Bring together all lines of the material below that contain the string "Give".

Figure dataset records
--- START ---
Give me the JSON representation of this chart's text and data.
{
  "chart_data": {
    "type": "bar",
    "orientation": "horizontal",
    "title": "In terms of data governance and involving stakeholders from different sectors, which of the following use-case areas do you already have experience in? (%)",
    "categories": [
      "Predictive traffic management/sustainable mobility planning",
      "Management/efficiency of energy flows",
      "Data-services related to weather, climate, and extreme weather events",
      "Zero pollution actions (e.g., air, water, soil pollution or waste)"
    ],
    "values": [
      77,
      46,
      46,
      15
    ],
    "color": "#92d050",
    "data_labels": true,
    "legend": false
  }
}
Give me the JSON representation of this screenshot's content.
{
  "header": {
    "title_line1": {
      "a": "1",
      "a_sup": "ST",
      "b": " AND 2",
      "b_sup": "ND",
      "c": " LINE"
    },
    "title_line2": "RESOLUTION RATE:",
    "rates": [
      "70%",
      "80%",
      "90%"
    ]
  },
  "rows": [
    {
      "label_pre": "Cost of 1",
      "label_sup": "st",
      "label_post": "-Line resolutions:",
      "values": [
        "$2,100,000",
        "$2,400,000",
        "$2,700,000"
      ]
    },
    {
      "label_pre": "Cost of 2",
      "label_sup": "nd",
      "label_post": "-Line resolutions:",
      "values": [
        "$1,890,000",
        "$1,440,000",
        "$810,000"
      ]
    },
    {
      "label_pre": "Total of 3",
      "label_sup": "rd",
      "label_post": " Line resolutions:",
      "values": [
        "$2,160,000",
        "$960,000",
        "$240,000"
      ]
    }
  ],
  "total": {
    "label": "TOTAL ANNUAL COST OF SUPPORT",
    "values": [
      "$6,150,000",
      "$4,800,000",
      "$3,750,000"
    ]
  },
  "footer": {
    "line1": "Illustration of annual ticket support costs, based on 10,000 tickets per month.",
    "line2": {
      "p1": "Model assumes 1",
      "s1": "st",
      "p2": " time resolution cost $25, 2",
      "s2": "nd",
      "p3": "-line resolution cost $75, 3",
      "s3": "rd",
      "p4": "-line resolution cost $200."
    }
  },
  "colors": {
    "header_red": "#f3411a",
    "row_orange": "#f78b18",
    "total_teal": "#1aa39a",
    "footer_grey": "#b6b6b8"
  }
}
--- END ---
--- START ---
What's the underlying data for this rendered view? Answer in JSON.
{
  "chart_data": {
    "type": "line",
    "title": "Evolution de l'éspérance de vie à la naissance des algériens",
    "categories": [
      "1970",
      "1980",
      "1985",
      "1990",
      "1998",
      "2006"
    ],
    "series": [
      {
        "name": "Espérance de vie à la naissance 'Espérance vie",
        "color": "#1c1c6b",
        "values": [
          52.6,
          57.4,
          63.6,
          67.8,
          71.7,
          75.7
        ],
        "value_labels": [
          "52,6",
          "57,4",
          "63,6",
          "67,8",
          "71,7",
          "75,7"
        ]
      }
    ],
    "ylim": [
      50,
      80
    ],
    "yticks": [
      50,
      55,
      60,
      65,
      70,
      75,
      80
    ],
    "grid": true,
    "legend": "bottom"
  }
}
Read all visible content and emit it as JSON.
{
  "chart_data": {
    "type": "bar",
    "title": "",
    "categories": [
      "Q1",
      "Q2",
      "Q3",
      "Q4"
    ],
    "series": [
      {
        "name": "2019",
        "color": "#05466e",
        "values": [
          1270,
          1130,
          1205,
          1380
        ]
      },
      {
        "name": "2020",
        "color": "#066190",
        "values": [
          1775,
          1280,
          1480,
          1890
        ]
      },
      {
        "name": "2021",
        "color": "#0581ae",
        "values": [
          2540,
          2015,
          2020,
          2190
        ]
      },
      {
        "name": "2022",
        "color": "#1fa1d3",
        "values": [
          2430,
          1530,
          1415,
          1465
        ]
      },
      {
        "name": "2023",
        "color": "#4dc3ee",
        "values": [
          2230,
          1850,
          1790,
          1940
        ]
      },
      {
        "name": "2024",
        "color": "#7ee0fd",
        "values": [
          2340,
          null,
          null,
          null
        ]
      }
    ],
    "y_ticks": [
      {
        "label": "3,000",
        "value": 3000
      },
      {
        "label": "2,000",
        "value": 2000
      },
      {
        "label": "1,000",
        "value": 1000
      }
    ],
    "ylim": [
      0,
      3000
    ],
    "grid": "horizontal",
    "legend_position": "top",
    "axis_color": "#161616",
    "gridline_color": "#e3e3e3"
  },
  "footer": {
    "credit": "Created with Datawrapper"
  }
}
--- END ---
- _FULL SOLUTION_:
Give me the JSON representation of this chart's text and data.
Give me the JSON representation of this screenshot's content.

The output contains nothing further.